TASK BRIEF ▸ Check each line of the records for "this"; collect those that have it.

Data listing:
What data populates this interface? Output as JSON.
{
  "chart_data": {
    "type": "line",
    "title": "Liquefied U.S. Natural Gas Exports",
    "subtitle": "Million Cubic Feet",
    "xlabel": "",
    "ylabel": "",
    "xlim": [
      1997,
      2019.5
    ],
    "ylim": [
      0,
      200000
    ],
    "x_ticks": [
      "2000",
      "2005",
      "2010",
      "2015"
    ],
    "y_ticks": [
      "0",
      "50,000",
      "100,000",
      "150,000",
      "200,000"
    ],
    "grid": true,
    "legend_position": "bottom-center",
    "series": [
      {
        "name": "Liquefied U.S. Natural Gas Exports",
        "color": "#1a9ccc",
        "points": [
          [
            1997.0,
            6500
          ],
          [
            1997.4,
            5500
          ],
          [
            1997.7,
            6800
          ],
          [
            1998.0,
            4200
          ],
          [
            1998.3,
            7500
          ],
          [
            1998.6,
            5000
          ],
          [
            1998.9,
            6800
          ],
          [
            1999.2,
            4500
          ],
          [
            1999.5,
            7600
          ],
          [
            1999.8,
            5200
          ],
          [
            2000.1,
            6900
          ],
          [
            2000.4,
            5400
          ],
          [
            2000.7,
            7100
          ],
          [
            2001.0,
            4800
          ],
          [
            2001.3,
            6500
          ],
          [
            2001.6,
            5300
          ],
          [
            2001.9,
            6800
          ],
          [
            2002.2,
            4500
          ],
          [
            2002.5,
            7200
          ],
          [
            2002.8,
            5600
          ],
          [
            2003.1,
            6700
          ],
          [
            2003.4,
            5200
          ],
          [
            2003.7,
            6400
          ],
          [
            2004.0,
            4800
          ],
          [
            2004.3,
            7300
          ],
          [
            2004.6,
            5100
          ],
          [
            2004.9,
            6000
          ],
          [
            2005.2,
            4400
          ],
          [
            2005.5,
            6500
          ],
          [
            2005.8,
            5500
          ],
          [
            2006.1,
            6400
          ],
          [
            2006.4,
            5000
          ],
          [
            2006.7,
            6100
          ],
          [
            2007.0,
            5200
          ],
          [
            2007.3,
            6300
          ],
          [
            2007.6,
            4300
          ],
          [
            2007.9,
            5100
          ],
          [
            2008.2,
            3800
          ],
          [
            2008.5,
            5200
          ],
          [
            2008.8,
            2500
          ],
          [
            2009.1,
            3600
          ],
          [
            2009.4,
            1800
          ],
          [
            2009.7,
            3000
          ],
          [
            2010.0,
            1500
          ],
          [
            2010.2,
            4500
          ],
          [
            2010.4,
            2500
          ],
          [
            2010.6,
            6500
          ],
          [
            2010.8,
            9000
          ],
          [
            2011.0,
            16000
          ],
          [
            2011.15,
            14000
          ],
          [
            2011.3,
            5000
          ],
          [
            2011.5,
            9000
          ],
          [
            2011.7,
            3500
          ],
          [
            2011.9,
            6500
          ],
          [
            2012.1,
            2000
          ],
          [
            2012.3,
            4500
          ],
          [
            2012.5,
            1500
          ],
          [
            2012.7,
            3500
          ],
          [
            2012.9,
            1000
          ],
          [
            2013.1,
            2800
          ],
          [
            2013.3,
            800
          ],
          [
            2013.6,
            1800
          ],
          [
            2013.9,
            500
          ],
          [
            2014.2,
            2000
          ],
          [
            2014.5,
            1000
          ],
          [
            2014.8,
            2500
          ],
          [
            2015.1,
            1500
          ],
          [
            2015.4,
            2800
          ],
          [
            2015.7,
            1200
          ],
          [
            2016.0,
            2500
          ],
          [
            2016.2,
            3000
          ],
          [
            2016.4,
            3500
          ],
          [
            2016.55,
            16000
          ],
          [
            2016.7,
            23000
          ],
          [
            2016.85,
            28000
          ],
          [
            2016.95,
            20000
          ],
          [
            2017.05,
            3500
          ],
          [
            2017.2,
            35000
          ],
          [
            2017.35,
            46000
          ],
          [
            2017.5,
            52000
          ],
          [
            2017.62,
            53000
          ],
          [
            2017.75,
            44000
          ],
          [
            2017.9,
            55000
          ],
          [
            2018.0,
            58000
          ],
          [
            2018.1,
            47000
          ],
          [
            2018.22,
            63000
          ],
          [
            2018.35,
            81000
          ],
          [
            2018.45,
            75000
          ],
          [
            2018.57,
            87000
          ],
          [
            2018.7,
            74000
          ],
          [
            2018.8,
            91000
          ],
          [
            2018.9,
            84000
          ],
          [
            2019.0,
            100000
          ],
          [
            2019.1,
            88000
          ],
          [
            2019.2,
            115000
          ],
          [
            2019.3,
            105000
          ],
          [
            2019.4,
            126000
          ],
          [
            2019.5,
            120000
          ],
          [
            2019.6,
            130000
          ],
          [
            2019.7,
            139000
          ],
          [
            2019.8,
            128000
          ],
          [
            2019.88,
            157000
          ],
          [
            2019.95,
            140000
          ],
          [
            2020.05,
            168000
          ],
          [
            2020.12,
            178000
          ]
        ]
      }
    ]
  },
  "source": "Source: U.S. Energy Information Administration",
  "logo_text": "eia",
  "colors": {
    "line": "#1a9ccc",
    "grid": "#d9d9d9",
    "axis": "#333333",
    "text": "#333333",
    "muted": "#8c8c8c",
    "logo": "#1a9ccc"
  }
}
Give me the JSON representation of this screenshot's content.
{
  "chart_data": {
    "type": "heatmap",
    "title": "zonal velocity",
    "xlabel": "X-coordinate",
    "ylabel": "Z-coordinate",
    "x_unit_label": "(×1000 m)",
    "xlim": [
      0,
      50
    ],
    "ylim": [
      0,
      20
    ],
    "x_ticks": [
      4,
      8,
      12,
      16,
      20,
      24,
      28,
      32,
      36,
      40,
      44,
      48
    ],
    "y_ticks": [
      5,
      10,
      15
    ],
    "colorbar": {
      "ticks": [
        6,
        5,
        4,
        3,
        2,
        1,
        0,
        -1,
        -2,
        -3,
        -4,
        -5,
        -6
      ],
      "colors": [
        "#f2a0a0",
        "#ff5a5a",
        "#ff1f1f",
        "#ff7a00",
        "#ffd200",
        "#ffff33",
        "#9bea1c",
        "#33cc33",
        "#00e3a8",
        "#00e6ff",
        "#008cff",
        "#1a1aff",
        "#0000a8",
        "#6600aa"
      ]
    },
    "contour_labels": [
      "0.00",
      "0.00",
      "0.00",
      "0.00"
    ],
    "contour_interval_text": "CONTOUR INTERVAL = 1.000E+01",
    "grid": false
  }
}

OUTPUT OF THE EXERCISE ▸
What data populates this interface? Output as JSON.
Give me the JSON representation of this screenshot's content.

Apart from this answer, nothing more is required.